■ WRITTEN REQUEST: From the hunting account below, give back the part starting with "I completed the" and going on through "on the Javelina.", word for word.

■ READING PASSAGE:
Around the 3 mile mark I stopped and waited a long time overlooking this little dead-end area....


I completed the lap and had plenty more daylight so I decided to go back around the way I came from. The wind had changed direction and that would make a reverse trek logical. I limited my gear to my possibles bag with short starter, vent pick, pan primer spare patch and ball and vial of powder. I had my loading rod and a knife. After hydrating, I eased back, this time staying off the trail slightly whenever possible to use the brush and developing shadows as more cover. At around the half-way mark I was watching a little opening when this Axis doe (Chital) came out and wandered past. These are free range all over the central and western part of the State. I did not know I might encounter an Axis and did not ask for permission to take one, so I passed and concentrated on the Javelina.


Just before beginning the last mile I saw a single Javelina near some cactus. It moved off slowly and circled back so I decided to wait there.

■ ENTRIES PROVIDED:
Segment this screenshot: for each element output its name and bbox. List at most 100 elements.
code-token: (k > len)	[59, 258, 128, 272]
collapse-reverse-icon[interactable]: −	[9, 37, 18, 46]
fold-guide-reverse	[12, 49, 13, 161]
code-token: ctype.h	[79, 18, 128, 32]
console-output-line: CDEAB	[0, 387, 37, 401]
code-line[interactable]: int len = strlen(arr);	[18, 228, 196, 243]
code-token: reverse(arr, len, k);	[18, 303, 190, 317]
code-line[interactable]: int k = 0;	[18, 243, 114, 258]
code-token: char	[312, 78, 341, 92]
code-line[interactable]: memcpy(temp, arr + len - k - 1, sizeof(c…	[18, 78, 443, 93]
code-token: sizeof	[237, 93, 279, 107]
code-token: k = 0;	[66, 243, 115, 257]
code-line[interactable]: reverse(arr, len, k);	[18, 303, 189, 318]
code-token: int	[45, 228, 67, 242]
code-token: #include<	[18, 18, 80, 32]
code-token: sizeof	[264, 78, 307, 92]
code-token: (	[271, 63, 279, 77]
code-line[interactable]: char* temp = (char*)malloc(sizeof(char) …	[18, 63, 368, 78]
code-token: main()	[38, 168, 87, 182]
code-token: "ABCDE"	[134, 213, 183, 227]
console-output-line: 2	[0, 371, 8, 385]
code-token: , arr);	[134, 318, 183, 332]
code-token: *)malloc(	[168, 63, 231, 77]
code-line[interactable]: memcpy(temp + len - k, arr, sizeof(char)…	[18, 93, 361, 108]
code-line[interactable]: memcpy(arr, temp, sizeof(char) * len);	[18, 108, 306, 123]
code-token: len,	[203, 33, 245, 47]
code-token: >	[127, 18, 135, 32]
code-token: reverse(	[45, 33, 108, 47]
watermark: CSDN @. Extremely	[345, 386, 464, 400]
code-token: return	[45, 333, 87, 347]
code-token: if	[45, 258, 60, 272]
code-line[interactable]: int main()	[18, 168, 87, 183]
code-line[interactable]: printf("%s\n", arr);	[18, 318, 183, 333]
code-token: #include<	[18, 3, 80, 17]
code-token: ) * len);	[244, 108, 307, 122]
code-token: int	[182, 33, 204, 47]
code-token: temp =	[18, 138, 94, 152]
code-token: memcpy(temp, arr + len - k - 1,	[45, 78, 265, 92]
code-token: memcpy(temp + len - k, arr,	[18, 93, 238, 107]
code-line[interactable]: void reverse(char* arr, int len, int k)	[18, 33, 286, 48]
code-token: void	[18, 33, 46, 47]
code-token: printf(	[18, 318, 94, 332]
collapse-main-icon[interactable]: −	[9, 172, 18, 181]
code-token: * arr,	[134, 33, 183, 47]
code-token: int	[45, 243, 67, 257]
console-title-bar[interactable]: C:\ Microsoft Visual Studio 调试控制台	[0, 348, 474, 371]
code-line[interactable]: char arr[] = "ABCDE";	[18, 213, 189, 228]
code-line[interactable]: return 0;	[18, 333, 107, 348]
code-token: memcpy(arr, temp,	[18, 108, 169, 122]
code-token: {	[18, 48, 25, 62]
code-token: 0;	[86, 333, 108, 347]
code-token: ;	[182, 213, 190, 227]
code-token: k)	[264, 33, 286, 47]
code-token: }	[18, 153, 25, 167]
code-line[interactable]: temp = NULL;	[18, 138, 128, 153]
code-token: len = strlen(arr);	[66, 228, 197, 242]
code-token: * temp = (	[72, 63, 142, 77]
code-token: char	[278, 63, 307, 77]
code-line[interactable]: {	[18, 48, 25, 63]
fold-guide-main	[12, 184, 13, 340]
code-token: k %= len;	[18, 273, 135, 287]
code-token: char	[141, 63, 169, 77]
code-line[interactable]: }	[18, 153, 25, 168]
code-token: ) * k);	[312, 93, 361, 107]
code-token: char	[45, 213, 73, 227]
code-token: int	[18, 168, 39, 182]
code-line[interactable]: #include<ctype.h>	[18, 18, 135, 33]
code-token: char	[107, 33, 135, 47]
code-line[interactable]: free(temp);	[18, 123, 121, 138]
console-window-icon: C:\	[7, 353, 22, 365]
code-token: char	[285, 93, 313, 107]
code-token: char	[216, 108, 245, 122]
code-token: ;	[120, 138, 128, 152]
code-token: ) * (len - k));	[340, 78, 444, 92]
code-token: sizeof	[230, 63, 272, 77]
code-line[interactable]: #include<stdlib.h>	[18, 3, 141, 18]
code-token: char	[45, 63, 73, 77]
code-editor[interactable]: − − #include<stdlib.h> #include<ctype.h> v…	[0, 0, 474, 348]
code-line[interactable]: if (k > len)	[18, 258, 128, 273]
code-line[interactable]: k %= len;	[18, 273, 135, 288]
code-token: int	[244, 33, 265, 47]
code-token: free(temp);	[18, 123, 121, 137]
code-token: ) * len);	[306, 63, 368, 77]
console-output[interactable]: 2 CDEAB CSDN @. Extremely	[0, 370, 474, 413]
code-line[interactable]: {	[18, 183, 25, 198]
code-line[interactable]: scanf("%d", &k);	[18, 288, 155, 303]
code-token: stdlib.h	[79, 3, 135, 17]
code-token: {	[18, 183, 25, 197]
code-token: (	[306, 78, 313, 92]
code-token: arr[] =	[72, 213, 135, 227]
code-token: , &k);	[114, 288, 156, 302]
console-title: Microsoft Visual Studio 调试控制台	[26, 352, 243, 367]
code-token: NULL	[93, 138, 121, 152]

■ OUTPUT:
I completed the lap and had plenty more daylight so I decided to go back around the way I came from. The wind had changed direction and that would make a reverse trek logical. I limited my gear to my possibles bag with short starter, vent pick, pan primer spare patch and ball and vial of powder. I had my loading rod and a knife. After hydrating, I eased back, this time staying off the trail slightly whenever possible to use the brush and developing shadows as more cover. At around the half-way mark I was watching a little opening when this Axis doe (Chital) came out and wandered past. These are free range all over the central and western part of the State. I did not know I might encounter an Axis and did not ask for permission to take one, so I passed and concentrated on the Javelina.